PROBLEM TO WORK ON
From the entries below, copy every line that holds the word "this".

DATA EXTRACT
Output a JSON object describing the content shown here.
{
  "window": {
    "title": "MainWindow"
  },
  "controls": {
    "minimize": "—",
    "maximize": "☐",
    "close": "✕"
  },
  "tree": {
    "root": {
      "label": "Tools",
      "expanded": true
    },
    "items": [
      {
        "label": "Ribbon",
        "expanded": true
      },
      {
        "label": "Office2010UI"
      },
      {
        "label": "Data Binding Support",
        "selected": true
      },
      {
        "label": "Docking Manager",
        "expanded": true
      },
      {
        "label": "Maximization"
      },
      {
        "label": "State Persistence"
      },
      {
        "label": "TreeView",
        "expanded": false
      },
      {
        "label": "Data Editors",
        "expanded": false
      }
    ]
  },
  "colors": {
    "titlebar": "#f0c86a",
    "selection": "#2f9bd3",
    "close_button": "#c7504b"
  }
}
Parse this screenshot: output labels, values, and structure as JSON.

...

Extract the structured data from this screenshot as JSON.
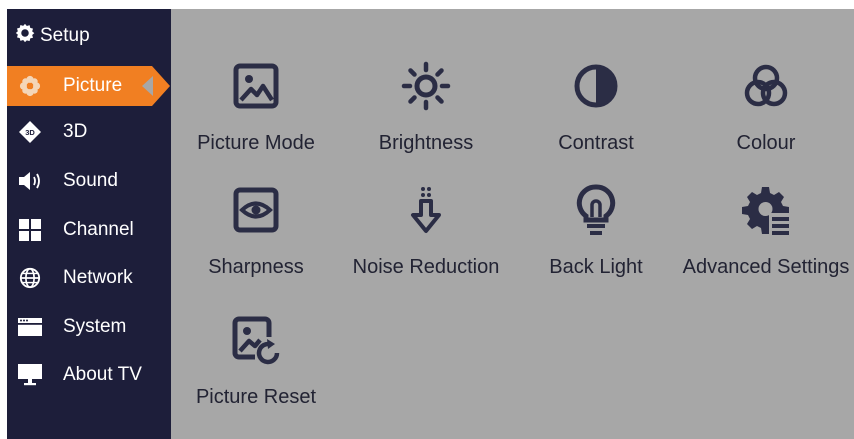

TASK OUTPUT
Parse this screenshot: output labels, values, and structure as JSON.
Extract the structured data from this screenshot as JSON.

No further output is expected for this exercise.